:: What is needed ::
Reproduce the items below verbatim, starting with the first line and ending with the line that contains "y-tick-label: 80 (41, 779, 56, 793)".
——————————
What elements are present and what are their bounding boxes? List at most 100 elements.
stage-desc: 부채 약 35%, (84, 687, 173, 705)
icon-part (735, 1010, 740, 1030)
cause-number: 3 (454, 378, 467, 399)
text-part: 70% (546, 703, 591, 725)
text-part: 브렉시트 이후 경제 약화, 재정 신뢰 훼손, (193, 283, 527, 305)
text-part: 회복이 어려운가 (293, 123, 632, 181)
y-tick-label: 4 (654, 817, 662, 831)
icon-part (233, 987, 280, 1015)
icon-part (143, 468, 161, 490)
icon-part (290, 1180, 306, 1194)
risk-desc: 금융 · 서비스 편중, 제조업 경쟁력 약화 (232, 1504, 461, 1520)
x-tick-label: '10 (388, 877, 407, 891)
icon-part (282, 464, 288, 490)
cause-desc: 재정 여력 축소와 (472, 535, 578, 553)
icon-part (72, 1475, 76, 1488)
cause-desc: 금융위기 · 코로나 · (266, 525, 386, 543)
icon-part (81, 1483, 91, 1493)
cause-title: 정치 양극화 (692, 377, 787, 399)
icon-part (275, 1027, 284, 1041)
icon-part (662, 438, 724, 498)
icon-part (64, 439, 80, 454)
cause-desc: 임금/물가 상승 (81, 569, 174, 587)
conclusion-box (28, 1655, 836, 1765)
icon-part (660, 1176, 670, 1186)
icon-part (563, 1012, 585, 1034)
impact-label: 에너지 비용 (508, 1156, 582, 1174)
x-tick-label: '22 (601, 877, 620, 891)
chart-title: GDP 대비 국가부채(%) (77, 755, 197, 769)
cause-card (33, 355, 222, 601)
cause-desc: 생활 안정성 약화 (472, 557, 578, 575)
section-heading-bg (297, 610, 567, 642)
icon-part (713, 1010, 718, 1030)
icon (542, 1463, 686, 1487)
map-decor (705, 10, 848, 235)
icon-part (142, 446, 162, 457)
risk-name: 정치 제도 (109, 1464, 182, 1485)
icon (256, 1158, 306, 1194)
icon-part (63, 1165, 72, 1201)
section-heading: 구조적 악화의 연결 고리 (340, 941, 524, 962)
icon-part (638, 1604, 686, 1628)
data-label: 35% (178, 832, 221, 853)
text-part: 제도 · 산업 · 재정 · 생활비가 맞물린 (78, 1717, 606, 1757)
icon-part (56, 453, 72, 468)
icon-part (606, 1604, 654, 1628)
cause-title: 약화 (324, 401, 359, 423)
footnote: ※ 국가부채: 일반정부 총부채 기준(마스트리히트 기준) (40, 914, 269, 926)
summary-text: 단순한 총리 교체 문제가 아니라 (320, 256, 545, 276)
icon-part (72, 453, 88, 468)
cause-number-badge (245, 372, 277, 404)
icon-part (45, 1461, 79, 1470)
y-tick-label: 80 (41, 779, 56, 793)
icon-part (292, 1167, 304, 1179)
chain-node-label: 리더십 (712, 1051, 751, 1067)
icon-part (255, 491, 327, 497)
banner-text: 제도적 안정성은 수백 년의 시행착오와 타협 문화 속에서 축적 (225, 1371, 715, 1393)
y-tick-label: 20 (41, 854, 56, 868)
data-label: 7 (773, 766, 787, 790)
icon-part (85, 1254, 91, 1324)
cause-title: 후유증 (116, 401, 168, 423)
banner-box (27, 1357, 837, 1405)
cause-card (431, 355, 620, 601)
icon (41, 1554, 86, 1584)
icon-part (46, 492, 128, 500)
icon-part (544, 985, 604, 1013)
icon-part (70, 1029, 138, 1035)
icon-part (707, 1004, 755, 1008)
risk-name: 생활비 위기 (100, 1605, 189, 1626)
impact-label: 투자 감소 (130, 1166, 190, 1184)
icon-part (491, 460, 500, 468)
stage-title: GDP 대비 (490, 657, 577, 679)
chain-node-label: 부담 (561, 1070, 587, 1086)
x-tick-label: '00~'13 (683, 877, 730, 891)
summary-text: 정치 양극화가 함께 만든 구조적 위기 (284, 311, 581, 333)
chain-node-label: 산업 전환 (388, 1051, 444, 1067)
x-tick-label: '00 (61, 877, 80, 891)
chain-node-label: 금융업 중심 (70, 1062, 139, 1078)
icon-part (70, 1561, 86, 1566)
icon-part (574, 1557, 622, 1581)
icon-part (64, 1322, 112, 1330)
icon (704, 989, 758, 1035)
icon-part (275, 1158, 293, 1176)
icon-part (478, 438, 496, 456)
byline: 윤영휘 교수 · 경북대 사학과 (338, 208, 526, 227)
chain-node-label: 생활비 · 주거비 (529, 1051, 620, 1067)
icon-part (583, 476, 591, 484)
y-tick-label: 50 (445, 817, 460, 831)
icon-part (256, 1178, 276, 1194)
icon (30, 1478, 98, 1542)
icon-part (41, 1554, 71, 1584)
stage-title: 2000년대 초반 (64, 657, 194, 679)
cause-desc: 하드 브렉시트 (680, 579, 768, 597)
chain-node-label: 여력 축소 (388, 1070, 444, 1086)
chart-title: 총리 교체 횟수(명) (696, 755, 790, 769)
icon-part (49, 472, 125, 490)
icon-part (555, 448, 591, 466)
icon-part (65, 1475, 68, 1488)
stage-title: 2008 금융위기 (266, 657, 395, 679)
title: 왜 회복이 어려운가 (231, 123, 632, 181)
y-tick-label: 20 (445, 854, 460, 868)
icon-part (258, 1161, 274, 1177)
——————————
:: The reply ::
What elements are present and what are their bounding boxes? List at most 100 elements.
stage-desc: 부채 약 35%, (84, 687, 173, 705)
icon-part (735, 1010, 740, 1030)
cause-number: 3 (454, 378, 467, 399)
text-part: 70% (546, 703, 591, 725)
text-part: 브렉시트 이후 경제 약화, 재정 신뢰 훼손, (193, 283, 527, 305)
text-part: 회복이 어려운가 (293, 123, 632, 181)
y-tick-label: 4 (654, 817, 662, 831)
icon-part (233, 987, 280, 1015)
icon-part (143, 468, 161, 490)
icon-part (290, 1180, 306, 1194)
risk-desc: 금융 · 서비스 편중, 제조업 경쟁력 약화 (232, 1504, 461, 1520)
x-tick-label: '10 (388, 877, 407, 891)
icon-part (282, 464, 288, 490)
cause-desc: 재정 여력 축소와 (472, 535, 578, 553)
icon-part (72, 1475, 76, 1488)
cause-desc: 금융위기 · 코로나 · (266, 525, 386, 543)
icon-part (81, 1483, 91, 1493)
cause-title: 정치 양극화 (692, 377, 787, 399)
icon-part (275, 1027, 284, 1041)
icon-part (662, 438, 724, 498)
icon-part (64, 439, 80, 454)
cause-desc: 임금/물가 상승 (81, 569, 174, 587)
conclusion-box (28, 1655, 836, 1765)
icon-part (660, 1176, 670, 1186)
icon-part (563, 1012, 585, 1034)
impact-label: 에너지 비용 (508, 1156, 582, 1174)
x-tick-label: '22 (601, 877, 620, 891)
chart-title: GDP 대비 국가부채(%) (77, 755, 197, 769)
cause-card (33, 355, 222, 601)
cause-desc: 생활 안정성 약화 (472, 557, 578, 575)
section-heading-bg (297, 610, 567, 642)
icon-part (713, 1010, 718, 1030)
icon (542, 1463, 686, 1487)
map-decor (705, 10, 848, 235)
icon-part (142, 446, 162, 457)
risk-name: 정치 제도 (109, 1464, 182, 1485)
icon (256, 1158, 306, 1194)
icon-part (63, 1165, 72, 1201)
section-heading: 구조적 악화의 연결 고리 (340, 941, 524, 962)
icon-part (638, 1604, 686, 1628)
data-label: 35% (178, 832, 221, 853)
text-part: 제도 · 산업 · 재정 · 생활비가 맞물린 (78, 1717, 606, 1757)
icon-part (56, 453, 72, 468)
icon-part (606, 1604, 654, 1628)
cause-title: 약화 (324, 401, 359, 423)
footnote: ※ 국가부채: 일반정부 총부채 기준(마스트리히트 기준) (40, 914, 269, 926)
summary-text: 단순한 총리 교체 문제가 아니라 (320, 256, 545, 276)
icon-part (72, 453, 88, 468)
cause-number-badge (245, 372, 277, 404)
icon-part (45, 1461, 79, 1470)
y-tick-label: 80 (41, 779, 56, 793)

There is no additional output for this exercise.